## Instructions for the task:
Give every entry again, word for word and in full.

+-------+

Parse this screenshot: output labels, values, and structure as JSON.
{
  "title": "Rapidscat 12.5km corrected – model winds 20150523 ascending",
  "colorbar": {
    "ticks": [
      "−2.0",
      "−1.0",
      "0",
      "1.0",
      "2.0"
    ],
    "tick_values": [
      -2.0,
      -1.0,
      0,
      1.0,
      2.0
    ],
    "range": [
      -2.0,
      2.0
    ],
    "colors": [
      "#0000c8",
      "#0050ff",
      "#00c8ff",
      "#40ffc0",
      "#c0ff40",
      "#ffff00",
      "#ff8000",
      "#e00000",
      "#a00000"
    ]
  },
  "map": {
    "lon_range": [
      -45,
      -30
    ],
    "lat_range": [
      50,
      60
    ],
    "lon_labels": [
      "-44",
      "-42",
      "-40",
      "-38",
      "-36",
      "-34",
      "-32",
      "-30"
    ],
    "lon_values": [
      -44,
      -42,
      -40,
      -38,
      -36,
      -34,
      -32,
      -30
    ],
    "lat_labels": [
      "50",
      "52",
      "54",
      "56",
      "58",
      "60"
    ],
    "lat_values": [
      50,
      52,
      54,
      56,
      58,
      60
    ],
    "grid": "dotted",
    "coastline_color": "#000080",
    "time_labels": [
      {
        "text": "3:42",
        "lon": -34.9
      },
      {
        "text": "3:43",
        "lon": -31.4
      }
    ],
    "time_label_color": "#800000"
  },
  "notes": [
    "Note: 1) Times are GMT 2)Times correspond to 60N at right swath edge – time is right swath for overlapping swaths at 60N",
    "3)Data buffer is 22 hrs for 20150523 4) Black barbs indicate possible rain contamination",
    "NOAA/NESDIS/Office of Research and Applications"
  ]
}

+-------+

## Problem solution:
Parse this screenshot: output labels, values, and structure as JSON.
{
  "title": "Rapidscat 12.5km corrected – model winds 20150523 ascending",
  "colorbar": {
    "ticks": [
      "−2.0",
      "−1.0",
      "0",
      "1.0",
      "2.0"
    ],
    "tick_values": [
      -2.0,
      -1.0,
      0,
      1.0,
      2.0
    ],
    "range": [
      -2.0,
      2.0
    ],
    "colors": [
      "#0000c8",
      "#0050ff",
      "#00c8ff",
      "#40ffc0",
      "#c0ff40",
      "#ffff00",
      "#ff8000",
      "#e00000",
      "#a00000"
    ]
  },
  "map": {
    "lon_range": [
      -45,
      -30
    ],
    "lat_range": [
      50,
      60
    ],
    "lon_labels": [
      "-44",
      "-42",
      "-40",
      "-38",
      "-36",
      "-34",
      "-32",
      "-30"
    ],
    "lon_values": [
      -44,
      -42,
      -40,
      -38,
      -36,
      -34,
      -32,
      -30
    ],
    "lat_labels": [
      "50",
      "52",
      "54",
      "56",
      "58",
      "60"
    ],
    "lat_values": [
      50,
      52,
      54,
      56,
      58,
      60
    ],
    "grid": "dotted",
    "coastline_color": "#000080",
    "time_labels": [
      {
        "text": "3:42",
        "lon": -34.9
      },
      {
        "text": "3:43",
        "lon": -31.4
      }
    ],
    "time_label_color": "#800000"
  },
  "notes": [
    "Note: 1) Times are GMT 2)Times correspond to 60N at right swath edge – time is right swath for overlapping swaths at 60N",
    "3)Data buffer is 22 hrs for 20150523 4) Black barbs indicate possible rain contamination",
    "NOAA/NESDIS/Office of Research and Applications"
  ]
}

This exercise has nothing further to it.